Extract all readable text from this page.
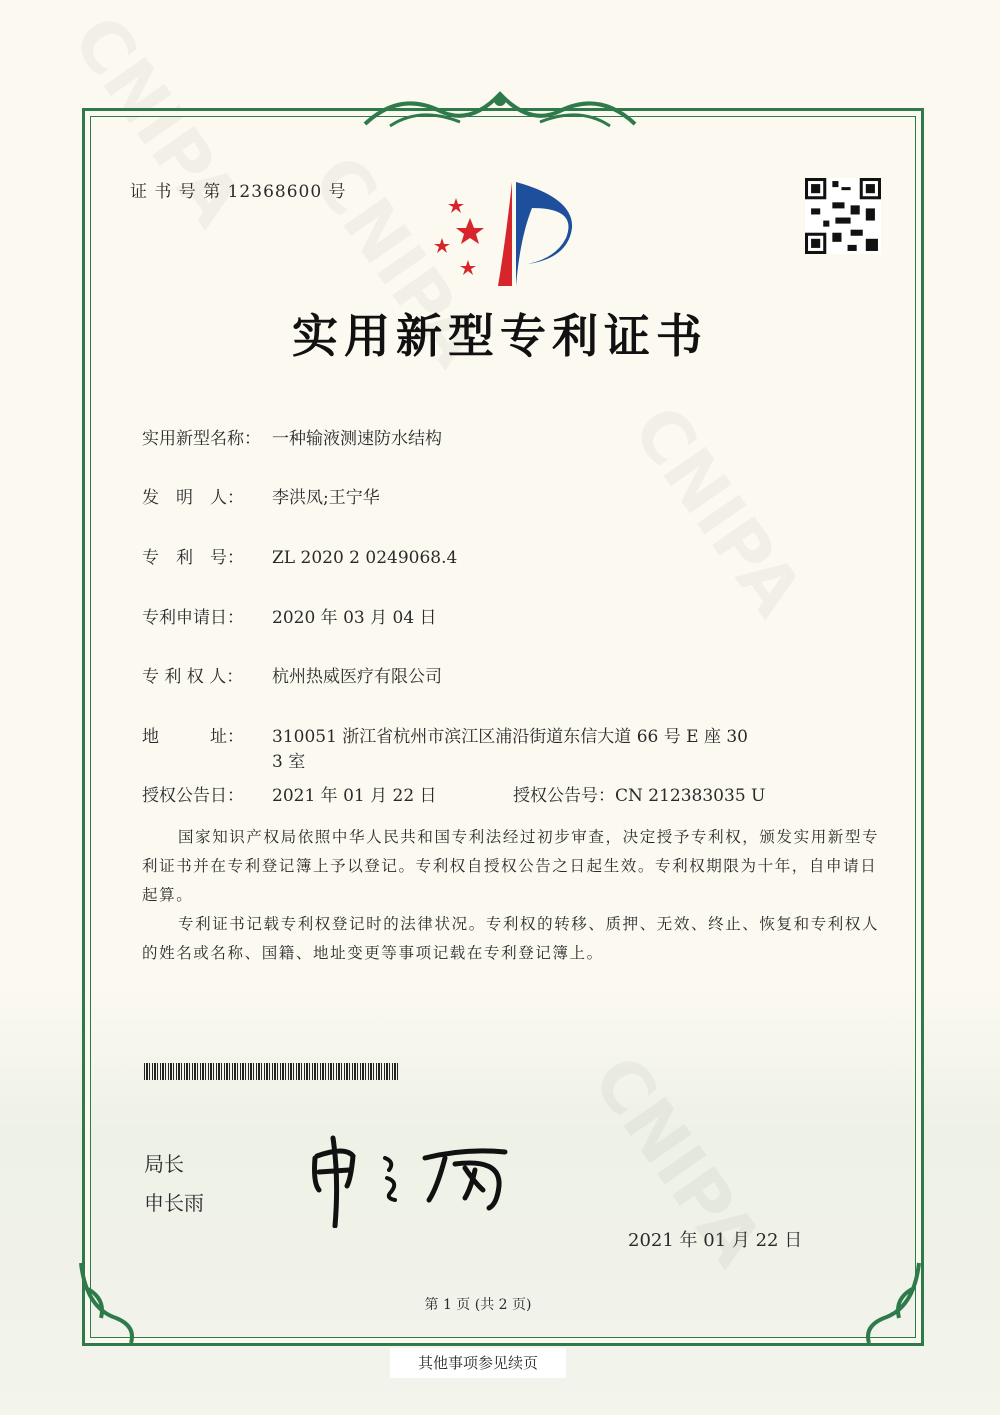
证 书 号 第 12368600 号
实用新型专利证书
实用新型名称： 一种输液测速防水结构
发　明　人： 李洪凤;王宁华
专　利　号： ZL 2020 2 0249068.4
专利申请日： 2020 年 03 月 04 日
专 利 权 人： 杭州热威医疗有限公司
地　　　址： 310051 浙江省杭州市滨江区浦沿街道东信大道 66 号 E 座 30
3 室
授权公告日： 2021 年 01 月 22 日	授权公告号：CN 212383035 U
国家知识产权局依照中华人民共和国专利法经过初步审查，决定授予专利权，颁发实用新型专利证书并在专利登记簿上予以登记。专利权自授权公告之日起生效。专利权期限为十年，自申请日起算。
专利证书记载专利权登记时的法律状况。专利权的转移、质押、无效、终止、恢复和专利权人的姓名或名称、国籍、地址变更等事项记载在专利登记簿上。
局长
申长雨
2021 年 01 月 22 日
第 1 页 (共 2 页)
其他事项参见续页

^^^^^^^^^^^^^^^^

WHAT IS ASKED: Write the material out again exactly as it appears, dropping the pictures.

EXPECTED OUTPUT:
Extract all readable text from this page.
证 书 号 第 12368600 号
实用新型专利证书
实用新型名称： 一种输液测速防水结构
发　明　人： 李洪凤;王宁华
专　利　号： ZL 2020 2 0249068.4
专利申请日： 2020 年 03 月 04 日
专 利 权 人： 杭州热威医疗有限公司
地　　　址： 310051 浙江省杭州市滨江区浦沿街道东信大道 66 号 E 座 30
3 室
授权公告日： 2021 年 01 月 22 日	授权公告号：CN 212383035 U
国家知识产权局依照中华人民共和国专利法经过初步审查，决定授予专利权，颁发实用新型专利证书并在专利登记簿上予以登记。专利权自授权公告之日起生效。专利权期限为十年，自申请日起算。
专利证书记载专利权登记时的法律状况。专利权的转移、质押、无效、终止、恢复和专利权人的姓名或名称、国籍、地址变更等事项记载在专利登记簿上。
局长
申长雨
2021 年 01 月 22 日
第 1 页 (共 2 页)
其他事项参见续页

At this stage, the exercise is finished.